▶ _Exercise brief_
Decide whether each statement agrees with the text about the A Life in a Day CAR T-cell therapy experience, not the listing. Answer yes or no for each, and quote the words of the text that decide it. (a) Participants showed a 52% increase in confidence when talking to stakeholders. (b) The Method gathers participant feedback only once, right after the immersive experiences. (c) Maria says the results fell short of her expectations.

▶ _Exercise passage_
Box 1: Who took part
Surprise and delight might be the best words to describe Maria’s reaction to the results. “We are a patient-centric organization, and one that really empowers our teams with information to make decisions. And yet the results 100% exceeded our expectations,” says Maria.
Across all 160 participants, immediately after the CAR T-cell therapy experience, results included a 93% increase in patient focus, an 86% increase in knowledge and a 52% increase in confidence when talking to stakeholders (see Table 1).
“Our teams include actual patients, caregivers and medical professionals, and to hear them say ‘I never saw it from this perspective’, I was not expecting that at all.
To have 96% of people recommend A Life in a Day, this tells you the caliber of program that it is.”
The Method gathers feedback from participants straight after they have been through its immersive experiences and again 45 days later. It is this second dataset that speaks to the programs’ longer-lasting impacts. For the CAR T-cell program.
four in every five of Maria’s colleagues who took part were still thinking about the experience after 45 days (see Table 1)
Maria sees it this way: “As you think about the experience, and putting yourself in the shoes of the patients, that makes you more patient-centric, right?”
Maria has even witnessed the changes play out in her own team. During conference calls, she and her co-workers often challenge each other to remember specific moments in the CAR T-cell therapy experience. They might use their recollections to reframe a problem or to prompt a fresh way of thinking. “From my brand’s perspective, this has really impacted the way that we work,” she says.
Taking a step back, Maria also has a bold vision that extends far beyond the walls of pharma. She sees value in “dual purpose” projects. One audience would be a pharma organization’s internal stakeholders, while a second would be “the external environment”, including nurse practitioners, clinical nurses and clinical educators who may be open to novel types of training.
There has to be a different way of engaging with customers and saying: ‘Hey, have you ever considered that there are other things that patients are going through and do you understand what those are?’
Maria thinks the best way to realize this vision would be for pharma companies to partner with healthcare institutions and to align their metrics with the metrics that the institutions use to measure HCPs’ performance. Then it would be clear to HCPs how participating in a program with A Life in a Day is helping them reach their goals. Maria says: “If any pharma company could bring this to the external environment, that would set it apart big time.”
Table 1: Impact of participation in A Life in a Day experience in CAR T-cell therapy
In their own words: what some of the participants said:
“Going forward, I will be even more patient-centric and encourage the same of our team. We design training and I’d like our team to be more proactive in thinking about how the output of the materials we design will land on HCPs so that the patients are positively impacted.”
Senior Manager, Hematology
“From a marketing perspective, the experience gave me renewed energy around how we can simplify the experience for patients to alleviate some of the burden of this disease – from how to educate them to training them on side effect management.”

▶ _Extracted information_
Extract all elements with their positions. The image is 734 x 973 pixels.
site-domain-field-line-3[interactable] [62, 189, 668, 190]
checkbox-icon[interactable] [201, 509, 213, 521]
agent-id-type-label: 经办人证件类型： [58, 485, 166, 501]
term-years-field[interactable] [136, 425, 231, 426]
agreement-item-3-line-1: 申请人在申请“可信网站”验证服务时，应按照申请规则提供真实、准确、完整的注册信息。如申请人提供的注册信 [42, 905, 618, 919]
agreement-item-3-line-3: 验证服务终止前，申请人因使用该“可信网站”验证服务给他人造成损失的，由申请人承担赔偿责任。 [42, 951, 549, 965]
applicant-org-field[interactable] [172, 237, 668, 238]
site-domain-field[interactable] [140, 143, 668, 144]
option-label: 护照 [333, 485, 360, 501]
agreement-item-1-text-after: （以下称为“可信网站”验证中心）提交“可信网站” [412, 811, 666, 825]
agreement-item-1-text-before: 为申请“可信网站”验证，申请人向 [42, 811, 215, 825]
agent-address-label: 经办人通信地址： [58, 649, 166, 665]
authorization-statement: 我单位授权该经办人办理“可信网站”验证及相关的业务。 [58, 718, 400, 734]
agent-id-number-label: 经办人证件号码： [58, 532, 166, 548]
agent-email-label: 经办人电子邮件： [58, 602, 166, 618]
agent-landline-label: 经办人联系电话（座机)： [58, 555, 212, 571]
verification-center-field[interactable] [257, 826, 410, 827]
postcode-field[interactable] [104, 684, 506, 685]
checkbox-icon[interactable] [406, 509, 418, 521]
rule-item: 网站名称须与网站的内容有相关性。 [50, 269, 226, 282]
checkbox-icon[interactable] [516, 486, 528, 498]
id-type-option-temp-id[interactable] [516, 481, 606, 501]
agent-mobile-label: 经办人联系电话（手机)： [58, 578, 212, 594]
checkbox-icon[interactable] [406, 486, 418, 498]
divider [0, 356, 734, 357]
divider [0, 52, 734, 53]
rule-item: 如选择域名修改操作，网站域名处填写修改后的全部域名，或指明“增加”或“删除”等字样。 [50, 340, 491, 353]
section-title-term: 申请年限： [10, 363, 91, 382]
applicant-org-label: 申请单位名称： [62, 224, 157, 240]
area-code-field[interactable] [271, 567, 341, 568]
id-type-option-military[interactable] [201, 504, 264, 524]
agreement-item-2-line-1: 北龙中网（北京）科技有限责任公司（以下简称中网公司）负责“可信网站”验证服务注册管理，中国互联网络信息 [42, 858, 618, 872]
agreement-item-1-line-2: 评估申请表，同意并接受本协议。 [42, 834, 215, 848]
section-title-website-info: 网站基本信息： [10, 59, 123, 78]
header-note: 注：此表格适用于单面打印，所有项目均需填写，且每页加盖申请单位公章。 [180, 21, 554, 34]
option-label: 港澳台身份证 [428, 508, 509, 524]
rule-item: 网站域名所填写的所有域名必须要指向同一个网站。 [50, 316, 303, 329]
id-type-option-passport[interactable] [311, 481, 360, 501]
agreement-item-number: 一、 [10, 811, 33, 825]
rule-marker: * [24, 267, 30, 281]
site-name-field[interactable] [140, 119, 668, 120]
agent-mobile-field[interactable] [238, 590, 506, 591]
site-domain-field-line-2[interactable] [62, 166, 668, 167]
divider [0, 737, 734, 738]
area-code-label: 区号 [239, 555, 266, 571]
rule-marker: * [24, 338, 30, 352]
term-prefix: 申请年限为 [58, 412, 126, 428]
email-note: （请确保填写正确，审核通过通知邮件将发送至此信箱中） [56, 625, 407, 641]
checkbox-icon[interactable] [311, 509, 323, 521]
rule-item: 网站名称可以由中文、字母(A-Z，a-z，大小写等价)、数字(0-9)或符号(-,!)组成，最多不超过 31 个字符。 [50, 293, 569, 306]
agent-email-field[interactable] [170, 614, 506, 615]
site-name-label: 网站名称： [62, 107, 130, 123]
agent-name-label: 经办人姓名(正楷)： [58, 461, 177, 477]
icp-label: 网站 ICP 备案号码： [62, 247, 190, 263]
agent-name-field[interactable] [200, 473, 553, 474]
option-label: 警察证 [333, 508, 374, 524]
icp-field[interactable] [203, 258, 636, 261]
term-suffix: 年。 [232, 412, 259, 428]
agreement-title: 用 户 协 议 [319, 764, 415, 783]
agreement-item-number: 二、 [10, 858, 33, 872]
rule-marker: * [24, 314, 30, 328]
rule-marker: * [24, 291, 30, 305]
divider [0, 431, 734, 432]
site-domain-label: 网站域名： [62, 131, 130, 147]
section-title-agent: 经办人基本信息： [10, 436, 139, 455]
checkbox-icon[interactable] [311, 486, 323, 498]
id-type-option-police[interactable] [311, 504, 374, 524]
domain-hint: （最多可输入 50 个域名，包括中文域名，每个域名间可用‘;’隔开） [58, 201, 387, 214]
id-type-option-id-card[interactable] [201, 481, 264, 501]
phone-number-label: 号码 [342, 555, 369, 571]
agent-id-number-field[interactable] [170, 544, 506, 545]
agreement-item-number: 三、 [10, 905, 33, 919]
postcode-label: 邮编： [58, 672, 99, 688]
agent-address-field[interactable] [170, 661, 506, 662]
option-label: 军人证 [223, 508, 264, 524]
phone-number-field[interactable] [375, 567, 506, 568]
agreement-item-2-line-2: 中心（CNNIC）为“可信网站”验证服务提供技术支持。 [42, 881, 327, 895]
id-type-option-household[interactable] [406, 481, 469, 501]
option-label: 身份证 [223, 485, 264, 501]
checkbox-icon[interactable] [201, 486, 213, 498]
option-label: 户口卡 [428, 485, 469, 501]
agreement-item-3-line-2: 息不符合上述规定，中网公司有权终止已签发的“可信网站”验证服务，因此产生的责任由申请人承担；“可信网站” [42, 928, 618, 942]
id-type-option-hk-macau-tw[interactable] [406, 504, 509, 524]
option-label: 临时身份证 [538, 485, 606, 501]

▶ _Expected output_
(a) Yes: "a 52% increase in confidence when talking to stakeholders"
(b) No: "straight after they have been through its immersive experiences and again 45 days later"
(c) No: "the results 100% exceeded our expectations"